* [WORK TO COMPLETE]:
1. Copy the Extended-SSA email word for word from "Johannes Doerfert via" to "point me there.".
2. Answer these about the Extended-SSA email:
(a) On what date and at what time was the email sent?
(b) Where does Daniel Berlin say the question is discussed in detail?
(c) How many times does Daniel Berlin say doing this in an analysis has been tried?

[llvm-dev] Adding Extended-SSA to LLVM

Johannes Doerfert via llvm-dev llvm-dev at lists.llvm.org
Thu Feb 2 10:40:48 PST 2017


On 02/02, Daniel Berlin wrote:
> On Thu, Feb 2, 2017 at 9:08 AM, Johannes Doerfert <
> doerfert at cs.uni-saarland.de> wrote:
> 
> > Hi Daniel,
> >
> > I didn't read the discussion in the review but would like to ask one
> > question anyway. In case it was already discussed elsewhere please just
> > point me there.
> >
> 
> FWIW: It's discussed in detail in the review (i detailed the approaches
> other passes take to this problem, and one of our goals is precisely to not
> do it as slowly as they do it :P). That said, happy to answer :)
> 
> 
> > Why do you want to put this information in the IR instead of recomputing
> > or preserving it like we do with other analysis results that live only
> > in memory?
> >
> The short version is it's very slow, and you can't actually do this in a
> way that is sane in an analysis.  It's been tried 3 times :)
> 
> We also already have issues in number of analysis that try to do this, with
> a significant number of open bugs due to the performance of trying do it
> this way.

* [PROVIDED RECORDS]:
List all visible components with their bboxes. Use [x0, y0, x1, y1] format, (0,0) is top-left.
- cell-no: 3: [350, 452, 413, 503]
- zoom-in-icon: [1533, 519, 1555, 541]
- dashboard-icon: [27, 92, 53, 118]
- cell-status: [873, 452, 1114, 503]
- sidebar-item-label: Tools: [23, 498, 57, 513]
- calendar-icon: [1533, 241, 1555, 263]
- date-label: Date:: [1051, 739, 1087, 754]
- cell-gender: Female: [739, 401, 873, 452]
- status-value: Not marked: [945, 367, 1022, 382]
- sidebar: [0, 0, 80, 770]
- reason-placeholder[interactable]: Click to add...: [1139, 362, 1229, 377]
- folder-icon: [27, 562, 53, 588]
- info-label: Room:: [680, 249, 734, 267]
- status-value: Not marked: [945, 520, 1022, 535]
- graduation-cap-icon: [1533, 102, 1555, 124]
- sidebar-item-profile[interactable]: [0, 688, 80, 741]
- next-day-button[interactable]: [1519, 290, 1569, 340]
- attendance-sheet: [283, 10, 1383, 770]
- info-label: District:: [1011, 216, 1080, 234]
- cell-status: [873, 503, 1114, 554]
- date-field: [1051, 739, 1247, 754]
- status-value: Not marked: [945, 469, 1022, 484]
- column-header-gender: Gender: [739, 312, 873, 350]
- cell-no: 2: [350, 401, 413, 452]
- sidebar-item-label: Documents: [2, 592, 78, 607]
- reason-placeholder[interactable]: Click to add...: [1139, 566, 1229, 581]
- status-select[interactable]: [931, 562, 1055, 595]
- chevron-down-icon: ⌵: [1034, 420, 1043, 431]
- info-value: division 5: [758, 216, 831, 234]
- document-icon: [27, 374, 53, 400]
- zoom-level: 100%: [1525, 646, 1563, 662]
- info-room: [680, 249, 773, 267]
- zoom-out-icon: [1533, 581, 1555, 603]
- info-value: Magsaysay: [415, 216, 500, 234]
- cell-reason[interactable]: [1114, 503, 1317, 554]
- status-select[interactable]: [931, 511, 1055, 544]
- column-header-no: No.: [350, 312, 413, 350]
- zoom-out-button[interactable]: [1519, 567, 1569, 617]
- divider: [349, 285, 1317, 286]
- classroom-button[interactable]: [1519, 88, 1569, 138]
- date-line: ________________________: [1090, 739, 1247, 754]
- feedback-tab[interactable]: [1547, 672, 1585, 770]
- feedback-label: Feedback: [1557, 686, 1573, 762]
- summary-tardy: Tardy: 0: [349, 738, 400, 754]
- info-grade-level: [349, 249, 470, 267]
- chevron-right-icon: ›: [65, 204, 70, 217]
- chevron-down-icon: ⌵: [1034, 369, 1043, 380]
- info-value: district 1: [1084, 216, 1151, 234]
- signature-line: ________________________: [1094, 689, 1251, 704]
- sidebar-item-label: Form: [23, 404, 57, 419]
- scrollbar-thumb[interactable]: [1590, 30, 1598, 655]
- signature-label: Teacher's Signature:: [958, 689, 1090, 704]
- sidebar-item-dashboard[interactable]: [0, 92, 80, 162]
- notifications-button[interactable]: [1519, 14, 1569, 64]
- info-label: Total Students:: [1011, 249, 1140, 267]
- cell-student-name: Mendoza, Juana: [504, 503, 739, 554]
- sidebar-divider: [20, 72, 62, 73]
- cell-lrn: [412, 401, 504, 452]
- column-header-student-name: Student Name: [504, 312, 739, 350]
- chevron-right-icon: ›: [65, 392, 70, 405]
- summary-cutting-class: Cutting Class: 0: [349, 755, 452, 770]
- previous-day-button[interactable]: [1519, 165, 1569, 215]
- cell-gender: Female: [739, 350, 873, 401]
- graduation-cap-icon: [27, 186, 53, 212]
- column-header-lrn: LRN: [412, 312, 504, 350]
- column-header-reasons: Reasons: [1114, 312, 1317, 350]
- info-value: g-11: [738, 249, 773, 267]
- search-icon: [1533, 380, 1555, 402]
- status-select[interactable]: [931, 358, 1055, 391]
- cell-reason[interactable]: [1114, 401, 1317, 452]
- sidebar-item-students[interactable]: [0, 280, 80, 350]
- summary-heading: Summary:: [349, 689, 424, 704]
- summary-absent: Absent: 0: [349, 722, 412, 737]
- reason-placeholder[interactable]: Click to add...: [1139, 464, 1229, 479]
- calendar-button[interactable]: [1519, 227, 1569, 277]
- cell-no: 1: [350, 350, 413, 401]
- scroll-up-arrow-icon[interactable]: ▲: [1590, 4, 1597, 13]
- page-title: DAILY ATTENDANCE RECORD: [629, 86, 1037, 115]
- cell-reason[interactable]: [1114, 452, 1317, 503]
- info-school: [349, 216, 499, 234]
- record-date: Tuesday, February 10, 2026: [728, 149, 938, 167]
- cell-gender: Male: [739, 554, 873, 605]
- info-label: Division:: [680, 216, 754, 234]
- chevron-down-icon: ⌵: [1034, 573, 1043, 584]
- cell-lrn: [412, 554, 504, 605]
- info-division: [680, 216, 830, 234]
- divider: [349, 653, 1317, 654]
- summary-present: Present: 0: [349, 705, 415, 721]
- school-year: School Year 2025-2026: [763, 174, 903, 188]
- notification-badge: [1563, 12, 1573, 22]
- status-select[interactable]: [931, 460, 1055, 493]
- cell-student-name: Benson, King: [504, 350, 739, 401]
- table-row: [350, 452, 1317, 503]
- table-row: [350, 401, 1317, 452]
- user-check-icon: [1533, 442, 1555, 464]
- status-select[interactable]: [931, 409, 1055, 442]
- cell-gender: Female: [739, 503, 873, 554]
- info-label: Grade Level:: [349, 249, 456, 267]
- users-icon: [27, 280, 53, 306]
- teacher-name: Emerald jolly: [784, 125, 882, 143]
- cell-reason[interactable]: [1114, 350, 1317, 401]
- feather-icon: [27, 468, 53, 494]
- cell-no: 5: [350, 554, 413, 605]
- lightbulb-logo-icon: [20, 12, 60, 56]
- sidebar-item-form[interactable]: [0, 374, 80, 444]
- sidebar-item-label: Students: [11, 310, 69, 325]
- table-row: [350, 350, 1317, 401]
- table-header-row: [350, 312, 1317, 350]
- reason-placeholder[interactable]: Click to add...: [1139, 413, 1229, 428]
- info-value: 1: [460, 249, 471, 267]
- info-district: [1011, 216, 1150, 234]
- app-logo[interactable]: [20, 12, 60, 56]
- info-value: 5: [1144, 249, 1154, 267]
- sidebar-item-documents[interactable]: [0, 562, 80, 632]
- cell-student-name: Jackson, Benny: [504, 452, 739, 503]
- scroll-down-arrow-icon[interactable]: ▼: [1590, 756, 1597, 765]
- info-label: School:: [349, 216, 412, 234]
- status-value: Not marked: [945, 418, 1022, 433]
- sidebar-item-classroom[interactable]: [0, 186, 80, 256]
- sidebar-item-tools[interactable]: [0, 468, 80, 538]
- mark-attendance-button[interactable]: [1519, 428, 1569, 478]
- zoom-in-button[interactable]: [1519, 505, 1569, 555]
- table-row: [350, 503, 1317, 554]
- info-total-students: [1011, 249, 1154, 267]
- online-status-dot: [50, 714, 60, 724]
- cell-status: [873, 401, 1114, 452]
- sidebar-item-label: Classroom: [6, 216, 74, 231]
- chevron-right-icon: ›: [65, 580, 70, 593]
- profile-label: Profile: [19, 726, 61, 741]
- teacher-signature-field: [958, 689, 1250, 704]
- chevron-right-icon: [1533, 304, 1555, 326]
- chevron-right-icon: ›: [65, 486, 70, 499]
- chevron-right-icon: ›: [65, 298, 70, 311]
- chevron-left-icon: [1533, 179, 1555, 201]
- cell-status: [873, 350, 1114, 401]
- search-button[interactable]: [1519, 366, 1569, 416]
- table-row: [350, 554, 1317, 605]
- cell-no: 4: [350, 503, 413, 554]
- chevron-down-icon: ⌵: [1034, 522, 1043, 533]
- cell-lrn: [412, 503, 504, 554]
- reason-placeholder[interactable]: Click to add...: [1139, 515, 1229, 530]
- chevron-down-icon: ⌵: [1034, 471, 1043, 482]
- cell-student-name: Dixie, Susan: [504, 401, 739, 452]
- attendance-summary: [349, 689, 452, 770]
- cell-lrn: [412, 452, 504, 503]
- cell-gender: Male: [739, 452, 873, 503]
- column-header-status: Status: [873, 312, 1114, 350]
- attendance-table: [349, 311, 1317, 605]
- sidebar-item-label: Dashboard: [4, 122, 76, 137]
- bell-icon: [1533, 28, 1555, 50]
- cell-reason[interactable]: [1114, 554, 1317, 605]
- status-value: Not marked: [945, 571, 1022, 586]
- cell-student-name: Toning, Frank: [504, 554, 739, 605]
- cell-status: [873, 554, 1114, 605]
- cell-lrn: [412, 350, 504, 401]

* [COMPLETED EXERCISE]:
1.
Johannes Doerfert via llvm-dev llvm-dev at lists.llvm.org
Thu Feb 2 10:40:48 PST 2017


On 02/02, Daniel Berlin wrote:
> On Thu, Feb 2, 2017 at 9:08 AM, Johannes Doerfert <
> doerfert at cs.uni-saarland.de> wrote:
> 
> > Hi Daniel,
> >
> > I didn't read the discussion in the review but would like to ask one
> > question anyway. In case it was already discussed elsewhere please just
> > point me there.

2.
(a) Thu Feb 2 10:40:48 PST 2017
(b) In the review
(c) 3 times